>> Begin Supplied material

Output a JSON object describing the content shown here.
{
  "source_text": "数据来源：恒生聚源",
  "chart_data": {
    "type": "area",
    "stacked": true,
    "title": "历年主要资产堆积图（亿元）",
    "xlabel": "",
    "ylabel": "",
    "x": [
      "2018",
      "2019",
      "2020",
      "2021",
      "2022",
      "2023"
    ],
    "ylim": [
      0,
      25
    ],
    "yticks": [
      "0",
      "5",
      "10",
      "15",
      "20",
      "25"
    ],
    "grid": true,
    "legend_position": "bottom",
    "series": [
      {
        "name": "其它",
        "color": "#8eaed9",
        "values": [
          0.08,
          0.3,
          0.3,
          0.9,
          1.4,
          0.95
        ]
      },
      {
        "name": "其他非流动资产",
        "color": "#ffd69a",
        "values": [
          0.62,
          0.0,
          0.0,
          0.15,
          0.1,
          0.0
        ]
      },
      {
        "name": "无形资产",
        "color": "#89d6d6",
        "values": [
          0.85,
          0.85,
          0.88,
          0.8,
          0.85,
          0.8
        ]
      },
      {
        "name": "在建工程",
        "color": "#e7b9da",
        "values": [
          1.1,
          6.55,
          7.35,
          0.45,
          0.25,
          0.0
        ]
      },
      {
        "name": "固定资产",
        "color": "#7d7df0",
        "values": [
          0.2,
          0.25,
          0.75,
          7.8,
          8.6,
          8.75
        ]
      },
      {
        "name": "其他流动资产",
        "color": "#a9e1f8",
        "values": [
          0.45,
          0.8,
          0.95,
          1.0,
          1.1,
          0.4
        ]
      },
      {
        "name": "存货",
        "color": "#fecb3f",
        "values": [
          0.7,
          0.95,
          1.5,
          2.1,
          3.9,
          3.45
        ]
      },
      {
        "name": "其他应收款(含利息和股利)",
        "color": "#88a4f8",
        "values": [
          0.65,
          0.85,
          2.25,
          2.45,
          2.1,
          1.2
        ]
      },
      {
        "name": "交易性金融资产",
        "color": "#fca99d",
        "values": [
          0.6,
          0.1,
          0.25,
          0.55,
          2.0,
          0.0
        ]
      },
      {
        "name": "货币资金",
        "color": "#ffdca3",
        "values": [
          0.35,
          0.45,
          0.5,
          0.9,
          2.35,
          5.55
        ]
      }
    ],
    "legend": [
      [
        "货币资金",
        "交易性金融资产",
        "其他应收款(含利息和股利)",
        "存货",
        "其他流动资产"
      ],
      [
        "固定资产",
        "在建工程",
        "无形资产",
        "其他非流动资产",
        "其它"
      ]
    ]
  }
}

>> End Supplied material
>> Begin Supplied material

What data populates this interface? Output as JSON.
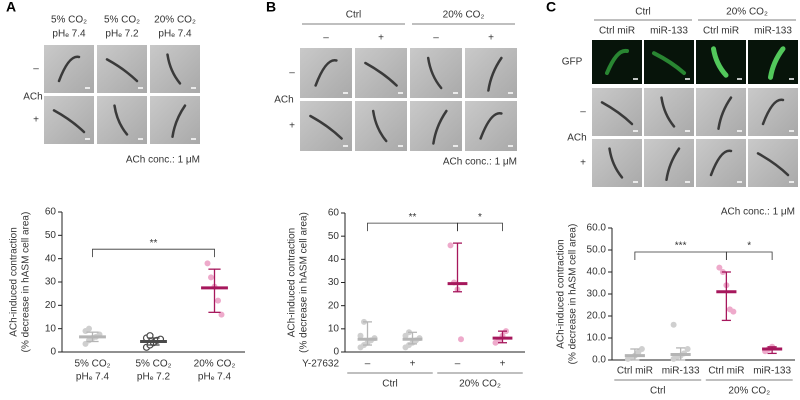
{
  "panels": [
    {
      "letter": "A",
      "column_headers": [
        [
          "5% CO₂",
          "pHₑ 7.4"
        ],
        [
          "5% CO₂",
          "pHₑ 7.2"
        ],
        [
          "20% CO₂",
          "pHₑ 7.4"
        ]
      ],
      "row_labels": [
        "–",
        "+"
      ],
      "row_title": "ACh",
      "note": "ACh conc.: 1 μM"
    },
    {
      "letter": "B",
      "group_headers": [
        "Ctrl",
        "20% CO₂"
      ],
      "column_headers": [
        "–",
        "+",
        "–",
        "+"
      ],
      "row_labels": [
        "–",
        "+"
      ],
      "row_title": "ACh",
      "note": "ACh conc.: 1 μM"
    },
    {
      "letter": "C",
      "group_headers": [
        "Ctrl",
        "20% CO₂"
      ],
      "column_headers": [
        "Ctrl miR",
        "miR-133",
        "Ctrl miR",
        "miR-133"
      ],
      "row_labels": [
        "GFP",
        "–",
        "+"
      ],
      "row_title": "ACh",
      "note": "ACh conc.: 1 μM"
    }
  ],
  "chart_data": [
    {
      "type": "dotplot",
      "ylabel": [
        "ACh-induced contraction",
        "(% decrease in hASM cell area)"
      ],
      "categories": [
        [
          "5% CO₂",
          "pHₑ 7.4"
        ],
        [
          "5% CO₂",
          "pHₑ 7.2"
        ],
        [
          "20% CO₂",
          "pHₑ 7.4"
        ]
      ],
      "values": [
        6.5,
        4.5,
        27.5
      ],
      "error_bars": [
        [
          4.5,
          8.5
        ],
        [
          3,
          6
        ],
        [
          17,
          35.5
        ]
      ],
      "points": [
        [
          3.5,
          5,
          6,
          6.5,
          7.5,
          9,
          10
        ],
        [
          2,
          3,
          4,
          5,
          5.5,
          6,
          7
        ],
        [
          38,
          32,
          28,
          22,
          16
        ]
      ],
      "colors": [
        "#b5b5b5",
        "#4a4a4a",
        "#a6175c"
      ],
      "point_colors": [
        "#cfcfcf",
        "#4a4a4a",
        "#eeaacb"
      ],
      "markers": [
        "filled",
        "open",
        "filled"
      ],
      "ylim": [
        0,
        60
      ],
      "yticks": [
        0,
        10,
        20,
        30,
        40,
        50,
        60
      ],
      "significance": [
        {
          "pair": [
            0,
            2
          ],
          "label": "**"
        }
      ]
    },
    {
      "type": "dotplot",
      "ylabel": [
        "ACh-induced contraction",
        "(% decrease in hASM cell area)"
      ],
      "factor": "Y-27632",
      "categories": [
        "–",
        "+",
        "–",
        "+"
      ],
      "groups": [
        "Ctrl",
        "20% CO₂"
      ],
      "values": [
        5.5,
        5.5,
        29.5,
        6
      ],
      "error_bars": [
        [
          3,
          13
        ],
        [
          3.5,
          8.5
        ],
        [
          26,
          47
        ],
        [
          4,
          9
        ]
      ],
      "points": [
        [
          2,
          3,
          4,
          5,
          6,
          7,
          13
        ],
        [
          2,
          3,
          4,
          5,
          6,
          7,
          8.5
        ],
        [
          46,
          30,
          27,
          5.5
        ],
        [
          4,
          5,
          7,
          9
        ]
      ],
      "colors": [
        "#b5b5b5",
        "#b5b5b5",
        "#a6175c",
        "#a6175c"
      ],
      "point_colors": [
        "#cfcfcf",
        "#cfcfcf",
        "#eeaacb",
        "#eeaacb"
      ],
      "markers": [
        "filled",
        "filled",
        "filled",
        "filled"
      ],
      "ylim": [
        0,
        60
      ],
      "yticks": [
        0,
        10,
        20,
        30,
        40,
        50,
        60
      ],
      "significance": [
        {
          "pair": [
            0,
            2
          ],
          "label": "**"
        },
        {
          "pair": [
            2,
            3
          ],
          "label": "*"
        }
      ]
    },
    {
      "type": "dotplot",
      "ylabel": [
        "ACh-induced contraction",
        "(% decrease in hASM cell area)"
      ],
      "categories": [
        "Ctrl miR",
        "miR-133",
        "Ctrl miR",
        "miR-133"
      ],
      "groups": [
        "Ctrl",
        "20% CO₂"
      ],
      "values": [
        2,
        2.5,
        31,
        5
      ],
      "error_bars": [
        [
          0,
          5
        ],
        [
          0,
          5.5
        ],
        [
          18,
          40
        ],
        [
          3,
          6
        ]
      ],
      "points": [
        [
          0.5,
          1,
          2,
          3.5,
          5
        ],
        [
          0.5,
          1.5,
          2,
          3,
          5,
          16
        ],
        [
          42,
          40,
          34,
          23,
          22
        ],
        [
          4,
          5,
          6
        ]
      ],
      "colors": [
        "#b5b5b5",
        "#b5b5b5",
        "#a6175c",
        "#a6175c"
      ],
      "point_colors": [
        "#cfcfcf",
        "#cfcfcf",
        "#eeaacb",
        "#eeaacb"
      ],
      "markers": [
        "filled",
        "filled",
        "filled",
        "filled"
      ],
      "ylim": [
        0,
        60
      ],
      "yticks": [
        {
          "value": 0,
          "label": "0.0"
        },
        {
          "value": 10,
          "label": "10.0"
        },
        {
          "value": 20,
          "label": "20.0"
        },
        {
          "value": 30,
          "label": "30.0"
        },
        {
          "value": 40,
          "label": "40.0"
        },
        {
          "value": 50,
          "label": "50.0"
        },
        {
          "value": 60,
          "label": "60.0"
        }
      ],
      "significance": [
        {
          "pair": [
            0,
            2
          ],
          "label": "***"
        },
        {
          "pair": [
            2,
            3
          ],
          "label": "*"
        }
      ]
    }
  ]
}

>> End Supplied material

Take every line from the records above that has the word "JSON" and copy it.

Output a JSON object describing the content shown here.
What data populates this interface? Output as JSON.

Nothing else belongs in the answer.